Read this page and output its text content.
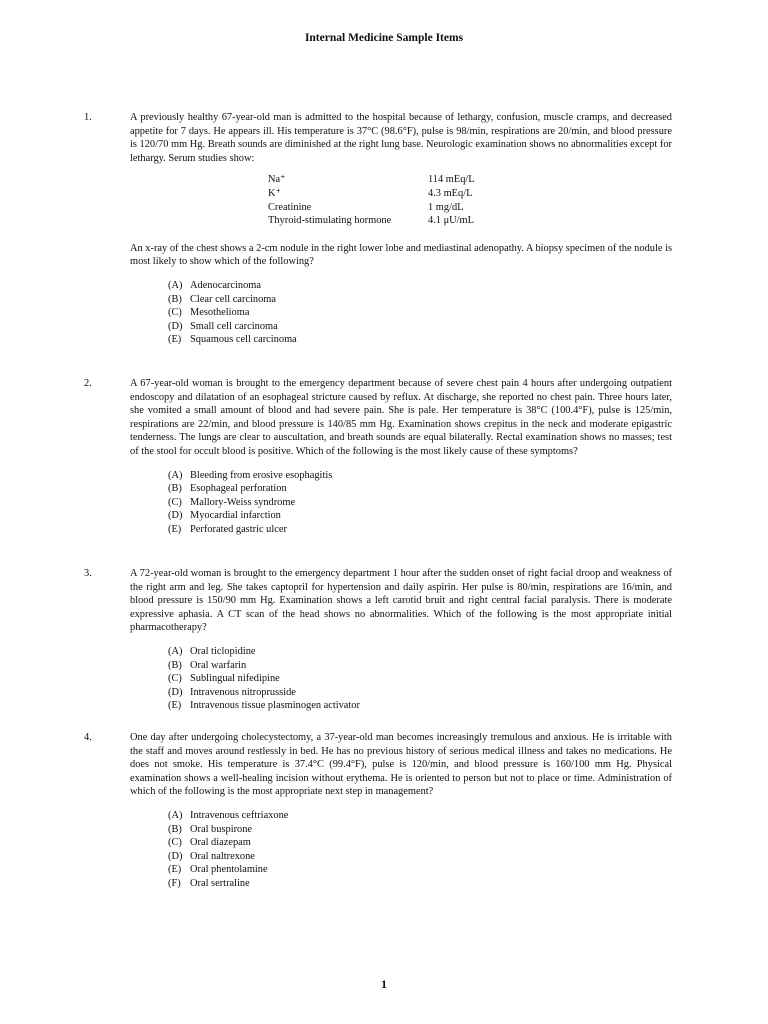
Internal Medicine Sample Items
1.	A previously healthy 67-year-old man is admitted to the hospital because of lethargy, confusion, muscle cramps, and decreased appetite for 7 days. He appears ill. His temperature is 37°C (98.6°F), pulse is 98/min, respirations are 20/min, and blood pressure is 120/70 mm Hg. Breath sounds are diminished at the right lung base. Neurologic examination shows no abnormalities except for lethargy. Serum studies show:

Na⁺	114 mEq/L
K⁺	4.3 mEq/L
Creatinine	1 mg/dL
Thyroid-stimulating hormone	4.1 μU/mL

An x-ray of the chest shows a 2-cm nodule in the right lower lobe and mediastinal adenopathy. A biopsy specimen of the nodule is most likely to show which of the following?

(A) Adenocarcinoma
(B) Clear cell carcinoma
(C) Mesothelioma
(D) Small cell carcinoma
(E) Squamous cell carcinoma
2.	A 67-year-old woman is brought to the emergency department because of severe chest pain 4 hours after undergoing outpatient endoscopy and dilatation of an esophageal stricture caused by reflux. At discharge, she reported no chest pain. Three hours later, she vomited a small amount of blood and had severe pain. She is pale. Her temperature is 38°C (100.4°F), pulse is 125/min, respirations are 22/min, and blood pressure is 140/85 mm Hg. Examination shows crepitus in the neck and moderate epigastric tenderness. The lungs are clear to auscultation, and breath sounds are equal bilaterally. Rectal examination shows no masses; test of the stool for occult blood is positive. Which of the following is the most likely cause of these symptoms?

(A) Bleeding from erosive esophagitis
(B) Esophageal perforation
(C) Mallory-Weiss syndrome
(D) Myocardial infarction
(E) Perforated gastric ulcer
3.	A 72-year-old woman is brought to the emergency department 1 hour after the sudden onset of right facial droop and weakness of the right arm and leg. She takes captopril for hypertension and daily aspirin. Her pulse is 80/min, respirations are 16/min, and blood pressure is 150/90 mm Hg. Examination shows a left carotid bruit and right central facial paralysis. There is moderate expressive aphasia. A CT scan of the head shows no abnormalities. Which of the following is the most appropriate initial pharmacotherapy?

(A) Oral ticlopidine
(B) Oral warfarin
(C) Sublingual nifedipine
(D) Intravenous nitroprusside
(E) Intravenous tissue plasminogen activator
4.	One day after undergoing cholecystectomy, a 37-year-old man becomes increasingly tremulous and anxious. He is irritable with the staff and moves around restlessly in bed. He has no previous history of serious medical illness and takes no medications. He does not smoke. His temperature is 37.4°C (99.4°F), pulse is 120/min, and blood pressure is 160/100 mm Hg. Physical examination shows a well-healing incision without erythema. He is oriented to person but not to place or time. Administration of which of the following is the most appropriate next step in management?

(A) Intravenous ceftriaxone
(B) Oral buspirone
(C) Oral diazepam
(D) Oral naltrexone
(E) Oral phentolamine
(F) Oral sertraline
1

****************************************

**Task instructions**: Transcribe all of the records above character for character. Exclude the pictures.

**Output of the exercise**:
Read this page and output its text content.
Internal Medicine Sample Items
1.	A previously healthy 67-year-old man is admitted to the hospital because of lethargy, confusion, muscle cramps, and decreased appetite for 7 days. He appears ill. His temperature is 37°C (98.6°F), pulse is 98/min, respirations are 20/min, and blood pressure is 120/70 mm Hg. Breath sounds are diminished at the right lung base. Neurologic examination shows no abnormalities except for lethargy. Serum studies show:

Na⁺	114 mEq/L
K⁺	4.3 mEq/L
Creatinine	1 mg/dL
Thyroid-stimulating hormone	4.1 μU/mL

An x-ray of the chest shows a 2-cm nodule in the right lower lobe and mediastinal adenopathy. A biopsy specimen of the nodule is most likely to show which of the following?

(A) Adenocarcinoma
(B) Clear cell carcinoma
(C) Mesothelioma
(D) Small cell carcinoma
(E) Squamous cell carcinoma
2.	A 67-year-old woman is brought to the emergency department because of severe chest pain 4 hours after undergoing outpatient endoscopy and dilatation of an esophageal stricture caused by reflux. At discharge, she reported no chest pain. Three hours later, she vomited a small amount of blood and had severe pain. She is pale. Her temperature is 38°C (100.4°F), pulse is 125/min, respirations are 22/min, and blood pressure is 140/85 mm Hg. Examination shows crepitus in the neck and moderate epigastric tenderness. The lungs are clear to auscultation, and breath sounds are equal bilaterally. Rectal examination shows no masses; test of the stool for occult blood is positive. Which of the following is the most likely cause of these symptoms?

(A) Bleeding from erosive esophagitis
(B) Esophageal perforation
(C) Mallory-Weiss syndrome
(D) Myocardial infarction
(E) Perforated gastric ulcer
3.	A 72-year-old woman is brought to the emergency department 1 hour after the sudden onset of right facial droop and weakness of the right arm and leg. She takes captopril for hypertension and daily aspirin. Her pulse is 80/min, respirations are 16/min, and blood pressure is 150/90 mm Hg. Examination shows a left carotid bruit and right central facial paralysis. There is moderate expressive aphasia. A CT scan of the head shows no abnormalities. Which of the following is the most appropriate initial pharmacotherapy?

(A) Oral ticlopidine
(B) Oral warfarin
(C) Sublingual nifedipine
(D) Intravenous nitroprusside
(E) Intravenous tissue plasminogen activator
4.	One day after undergoing cholecystectomy, a 37-year-old man becomes increasingly tremulous and anxious. He is irritable with the staff and moves around restlessly in bed. He has no previous history of serious medical illness and takes no medications. He does not smoke. His temperature is 37.4°C (99.4°F), pulse is 120/min, and blood pressure is 160/100 mm Hg. Physical examination shows a well-healing incision without erythema. He is oriented to person but not to place or time. Administration of which of the following is the most appropriate next step in management?

(A) Intravenous ceftriaxone
(B) Oral buspirone
(C) Oral diazepam
(D) Oral naltrexone
(E) Oral phentolamine
(F) Oral sertraline
1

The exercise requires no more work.